■ **TASK DETAILS**: State the number of lines that contain the word "SpringBootApplication", and add nothing else.

■ **DATA EXTRACT**:

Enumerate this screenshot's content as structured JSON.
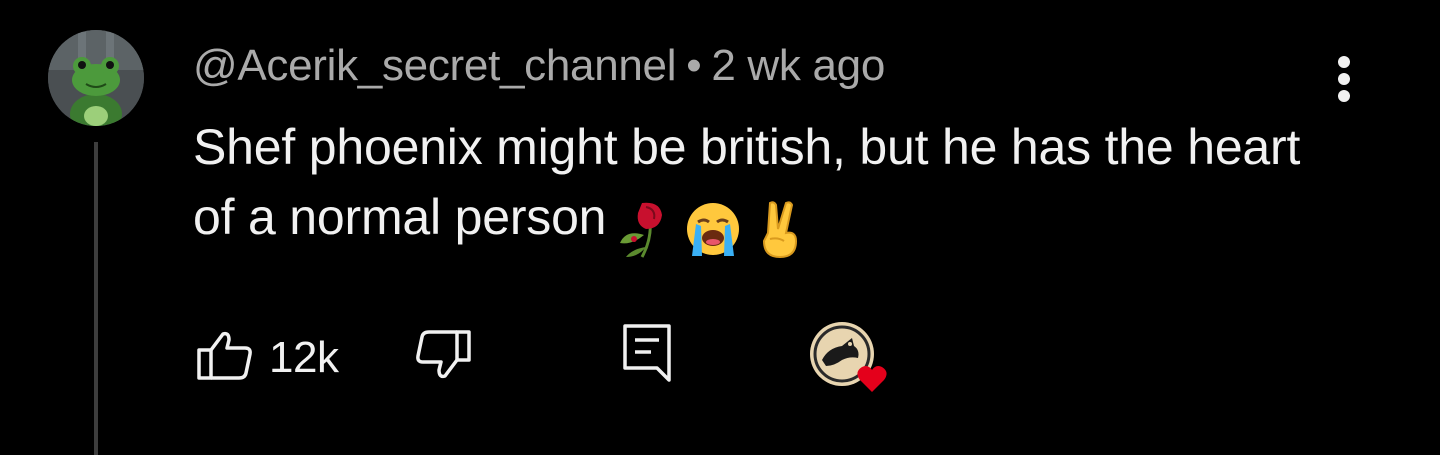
{
  "comment": {
    "author": "@Acerik_secret_channel",
    "separator": "•",
    "time": "2 wk ago",
    "text": "Shef phoenix might be british, but he has the heart of a normal person",
    "emojis": [
      "wilted-rose",
      "loudly-crying-face",
      "victory-hand"
    ],
    "like_count": "12k"
  },
  "colors": {
    "background": "#000000",
    "primary_text": "#f1f1f1",
    "secondary_text": "#aaaaaa",
    "heart": "#e4001b"
  }
}
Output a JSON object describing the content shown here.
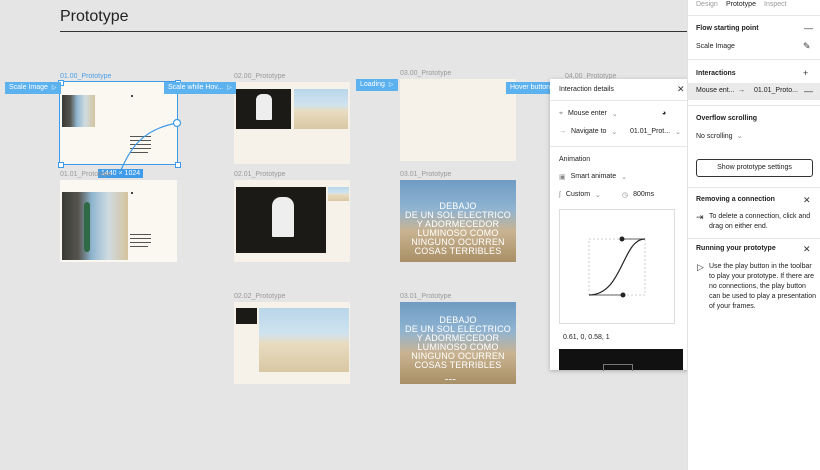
{
  "page": {
    "title": "Prototype"
  },
  "frames": {
    "f0100": {
      "label": "01.00_Prototype"
    },
    "f0101": {
      "label": "01.01_Prototype"
    },
    "f0200": {
      "label": "02.00_Prototype"
    },
    "f0201": {
      "label": "02.01_Prototype"
    },
    "f0202": {
      "label": "02.02_Prototype"
    },
    "f0300": {
      "label": "03.00_Prototype"
    },
    "f0301a": {
      "label": "03.01_Prototype"
    },
    "f0301b": {
      "label": "03.01_Prototype"
    },
    "f0400": {
      "label": "04.00_Prototype"
    }
  },
  "selection": {
    "dimensions": "1440 × 1024"
  },
  "connection_tags": {
    "scale_image": "Scale Image",
    "scale_hover": "Scale while Hov...",
    "loading": "Loading",
    "hover_button": "Hover button"
  },
  "poster_text": "DEBAJO\nDE UN SOL ELECTRICO\nY ADORMECEDOR\nLUMINOSO COMO\nNINGUNO OCURREN\nCOSAS TERRIBLES",
  "popup": {
    "title": "Interaction details",
    "trigger": "Mouse enter",
    "action": "Navigate to",
    "destination": "01.01_Prot...",
    "animation_label": "Animation",
    "animation_type": "Smart animate",
    "easing": "Custom",
    "duration": "800ms",
    "bezier": "0.61, 0, 0.58, 1"
  },
  "panel": {
    "tabs": [
      "Design",
      "Prototype",
      "Inspect"
    ],
    "flow_title": "Flow starting point",
    "flow_name": "Scale Image",
    "interactions_title": "Interactions",
    "interaction_trigger": "Mouse ent...",
    "interaction_target": "01.01_Proto...",
    "overflow_title": "Overflow scrolling",
    "overflow_value": "No scrolling",
    "show_settings": "Show prototype settings",
    "removing_title": "Removing a connection",
    "removing_text": "To delete a connection, click and drag on either end.",
    "running_title": "Running your prototype",
    "running_text": "Use the play button in the toolbar to play your prototype. If there are no connections, the play button can be used to play a presentation of your frames."
  },
  "colors": {
    "selection": "#3d9be9",
    "tag": "#5cb1ef",
    "canvas": "#e5e5e5"
  }
}
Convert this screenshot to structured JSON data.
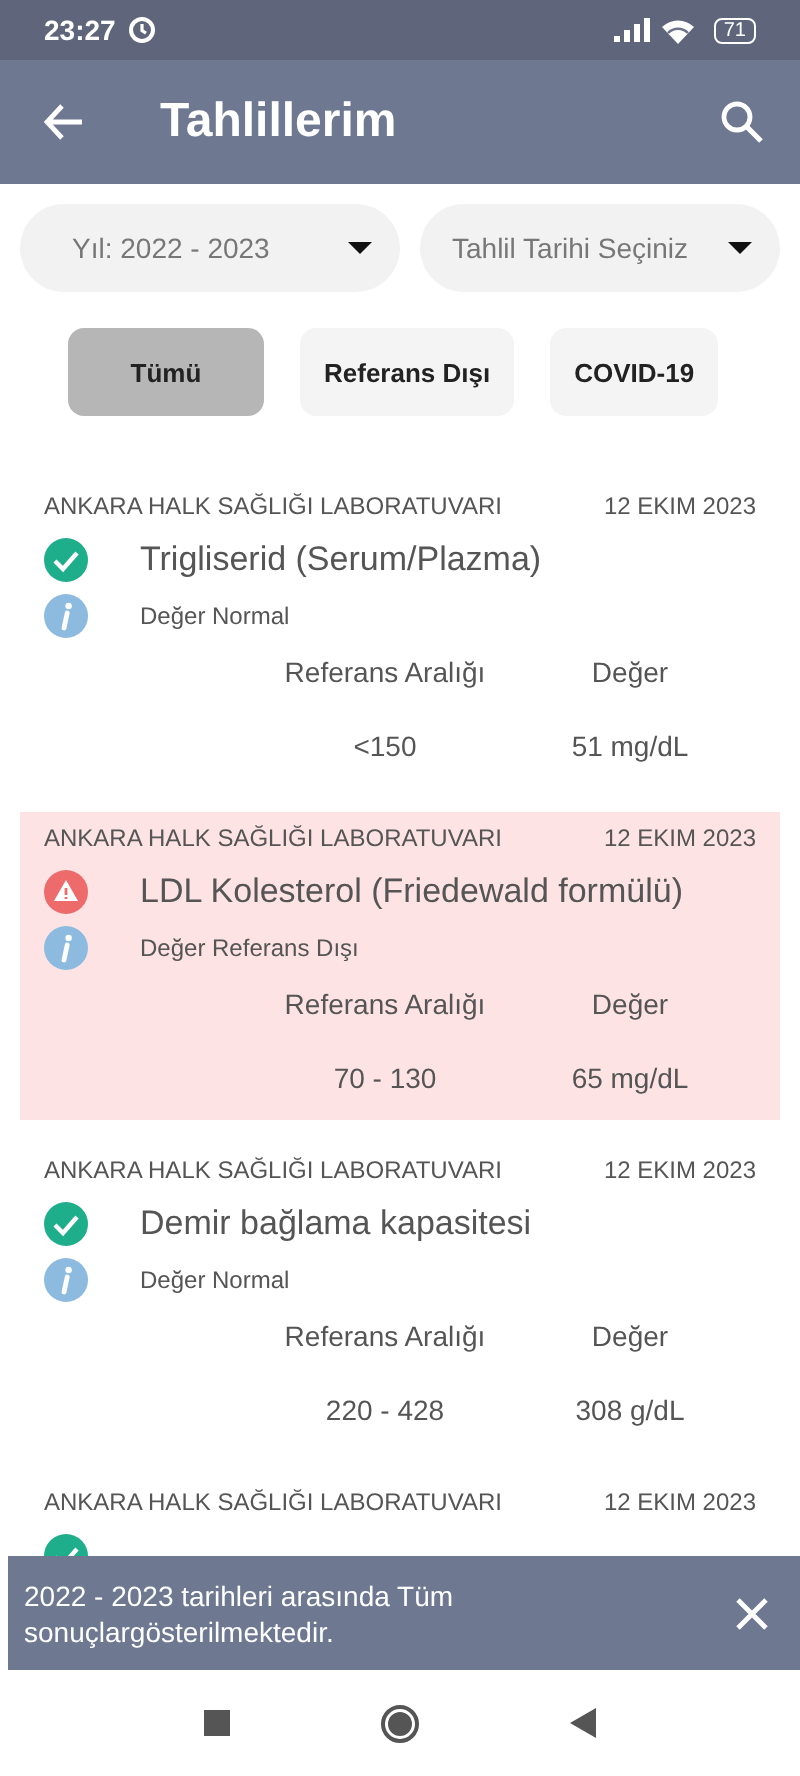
{
  "status_bar": {
    "time": "23:27",
    "battery": "71"
  },
  "app_bar": {
    "title": "Tahlillerim"
  },
  "filters": [
    {
      "label": "Yıl: 2022 - 2023"
    },
    {
      "label": "Tahlil Tarihi Seçiniz"
    }
  ],
  "chips": [
    {
      "label": "Tümü",
      "selected": true
    },
    {
      "label": "Referans Dışı",
      "selected": false
    },
    {
      "label": "COVID-19",
      "selected": false
    }
  ],
  "results": [
    {
      "lab": "ANKARA HALK SAĞLIĞI LABORATUVARI",
      "date": "12 EKIM 2023",
      "kind": "normal",
      "name": "Trigliserid (Serum/Plazma)",
      "status_text": "Değer Normal",
      "reference_header": "Referans Aralığı",
      "value_header": "Değer",
      "reference": "<150",
      "value": "51 mg/dL"
    },
    {
      "lab": "ANKARA HALK SAĞLIĞI LABORATUVARI",
      "date": "12 EKIM 2023",
      "kind": "out_of_range",
      "name": "LDL Kolesterol (Friedewald formülü)",
      "status_text": "Değer Referans Dışı",
      "reference_header": "Referans Aralığı",
      "value_header": "Değer",
      "reference": "70 - 130",
      "value": "65 mg/dL"
    },
    {
      "lab": "ANKARA HALK SAĞLIĞI LABORATUVARI",
      "date": "12 EKIM 2023",
      "kind": "normal",
      "name": "Demir bağlama kapasitesi",
      "status_text": "Değer Normal",
      "reference_header": "Referans Aralığı",
      "value_header": "Değer",
      "reference": "220 - 428",
      "value": "308 g/dL"
    },
    {
      "lab": "ANKARA HALK SAĞLIĞI LABORATUVARI",
      "date": "12 EKIM 2023",
      "kind": "normal"
    }
  ],
  "snackbar": {
    "message": "2022 - 2023 tarihleri arasında Tüm sonuçlargösterilmektedir."
  }
}
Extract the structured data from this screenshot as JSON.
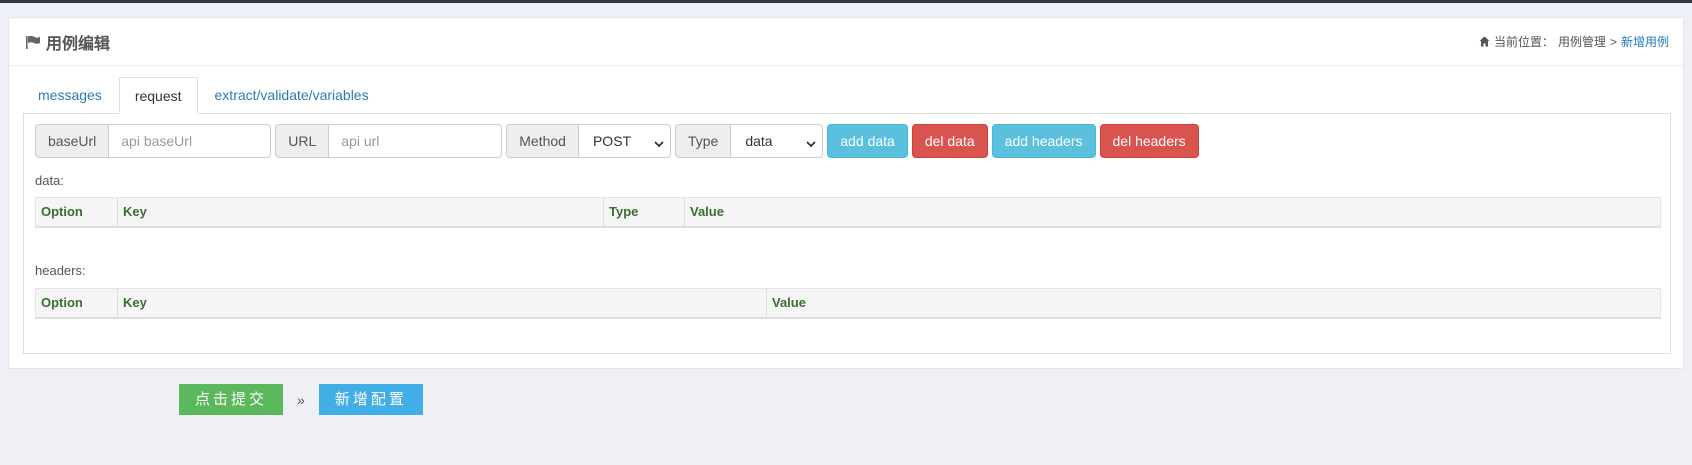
{
  "header": {
    "title": "用例编辑",
    "breadcrumb_prefix": "当前位置：",
    "breadcrumb_parent": "用例管理",
    "breadcrumb_sep": ">",
    "breadcrumb_current": "新增用例"
  },
  "tabs": [
    {
      "label": "messages",
      "active": false
    },
    {
      "label": "request",
      "active": true
    },
    {
      "label": "extract/validate/variables",
      "active": false
    }
  ],
  "toolbar": {
    "baseurl_label": "baseUrl",
    "baseurl_placeholder": "api baseUrl",
    "url_label": "URL",
    "url_placeholder": "api url",
    "method_label": "Method",
    "method_value": "POST",
    "type_label": "Type",
    "type_value": "data",
    "add_data": "add data",
    "del_data": "del data",
    "add_headers": "add headers",
    "del_headers": "del headers"
  },
  "data_table": {
    "label": "data:",
    "columns": [
      "Option",
      "Key",
      "Type",
      "Value"
    ]
  },
  "headers_table": {
    "label": "headers:",
    "columns": [
      "Option",
      "Key",
      "Value"
    ]
  },
  "actions": {
    "submit": "点击提交",
    "separator": "»",
    "add_config": "新增配置"
  },
  "colors": {
    "info": "#5bc0de",
    "danger": "#d9534f",
    "success": "#5cb85c",
    "link": "#1f7bbd",
    "header_text": "#3a6e2f"
  },
  "icons": {
    "title": "flag-icon",
    "breadcrumb": "home-icon",
    "select": "chevron-down-icon"
  }
}
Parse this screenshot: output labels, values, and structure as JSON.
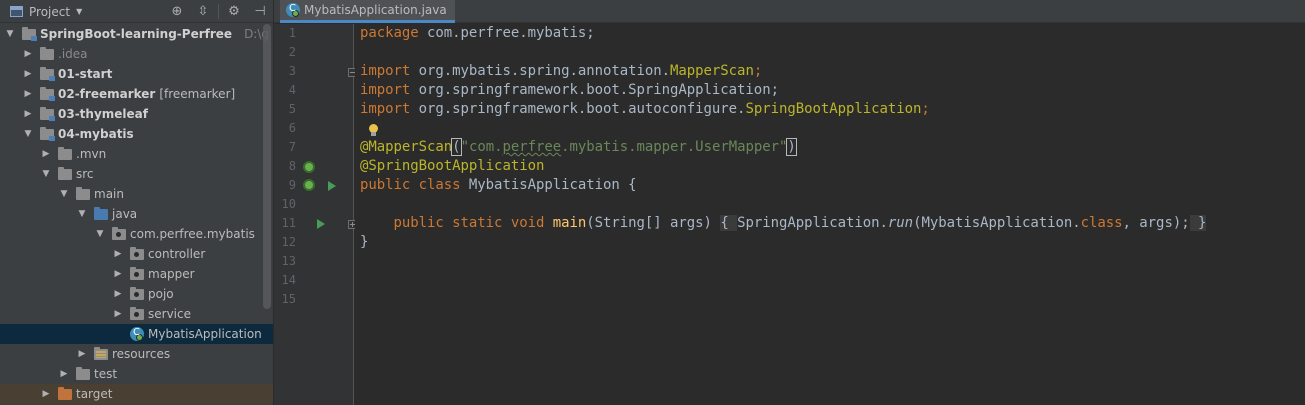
{
  "project_panel": {
    "title": "Project",
    "tools": [
      "target-icon",
      "collapse-icon",
      "gear-icon",
      "hide-icon"
    ]
  },
  "tree": [
    {
      "depth": 0,
      "arrow": "down",
      "icon": "module",
      "label": "SpringBoot-learning-Perfree",
      "bold": true,
      "path": "D:\\g"
    },
    {
      "depth": 1,
      "arrow": "right",
      "icon": "folder",
      "label": ".idea",
      "muted": true
    },
    {
      "depth": 1,
      "arrow": "right",
      "icon": "module",
      "label": "01-start",
      "bold": true
    },
    {
      "depth": 1,
      "arrow": "right",
      "icon": "module",
      "label": "02-freemarker",
      "bold": true,
      "extra": "[freemarker]"
    },
    {
      "depth": 1,
      "arrow": "right",
      "icon": "module",
      "label": "03-thymeleaf",
      "bold": true
    },
    {
      "depth": 1,
      "arrow": "down",
      "icon": "module",
      "label": "04-mybatis",
      "bold": true
    },
    {
      "depth": 2,
      "arrow": "right",
      "icon": "folder",
      "label": ".mvn"
    },
    {
      "depth": 2,
      "arrow": "down",
      "icon": "folder",
      "label": "src"
    },
    {
      "depth": 3,
      "arrow": "down",
      "icon": "folder",
      "label": "main"
    },
    {
      "depth": 4,
      "arrow": "down",
      "icon": "blue",
      "label": "java"
    },
    {
      "depth": 5,
      "arrow": "down",
      "icon": "pkg",
      "label": "com.perfree.mybatis"
    },
    {
      "depth": 6,
      "arrow": "right",
      "icon": "pkg",
      "label": "controller"
    },
    {
      "depth": 6,
      "arrow": "right",
      "icon": "pkg",
      "label": "mapper"
    },
    {
      "depth": 6,
      "arrow": "right",
      "icon": "pkg",
      "label": "pojo"
    },
    {
      "depth": 6,
      "arrow": "right",
      "icon": "pkg",
      "label": "service"
    },
    {
      "depth": 6,
      "arrow": "none",
      "icon": "class",
      "label": "MybatisApplication",
      "selected": true
    },
    {
      "depth": 4,
      "arrow": "right",
      "icon": "res",
      "label": "resources"
    },
    {
      "depth": 3,
      "arrow": "right",
      "icon": "folder",
      "label": "test"
    },
    {
      "depth": 2,
      "arrow": "right",
      "icon": "orange",
      "label": "target",
      "dim": true
    }
  ],
  "editor": {
    "tab_label": "MybatisApplication.java",
    "line_numbers": [
      "1",
      "2",
      "3",
      "4",
      "5",
      "6",
      "7",
      "8",
      "9",
      "10",
      "11",
      "12",
      "13",
      "14",
      "15"
    ],
    "lines": {
      "l1_kw": "package",
      "l1_rest": " com.perfree.mybatis;",
      "l3_kw": "import",
      "l3_pkg": " org.mybatis.spring.annotation.",
      "l3_cls": "MapperScan",
      "l3_end": ";",
      "l4_kw": "import",
      "l4_rest": " org.springframework.boot.SpringApplication;",
      "l5_kw": "import",
      "l5_pkg": " org.springframework.boot.autoconfigure.",
      "l5_cls": "SpringBootApplication",
      "l5_end": ";",
      "l7_ann": "@MapperScan",
      "l7_open": "(",
      "l7_str_a": "\"com.",
      "l7_str_b": "perfree",
      "l7_str_c": ".mybatis.mapper.UserMapper\"",
      "l7_close": ")",
      "l8_ann": "@SpringBootApplication",
      "l9_kw": "public class",
      "l9_rest": " MybatisApplication {",
      "l11_indent": "    ",
      "l11_kw": "public static void",
      "l11_sp": " ",
      "l11_fn": "main",
      "l11_args": "(String[] args)",
      "l11_sp2": " ",
      "l11_ob": "{ ",
      "l11_cls": "SpringApplication.",
      "l11_run": "run",
      "l11_call": "(MybatisApplication.",
      "l11_kw2": "class",
      "l11_tail": ", args);",
      "l11_cb": " }",
      "l12_brace": "}"
    }
  },
  "colors": {
    "keyword": "#cc7832",
    "annotation": "#bbb529",
    "string": "#6a8759",
    "function": "#ffc66d",
    "plain": "#a9b7c6",
    "selection": "#0d293e"
  }
}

■ **REPLY TO THE TASK**: 2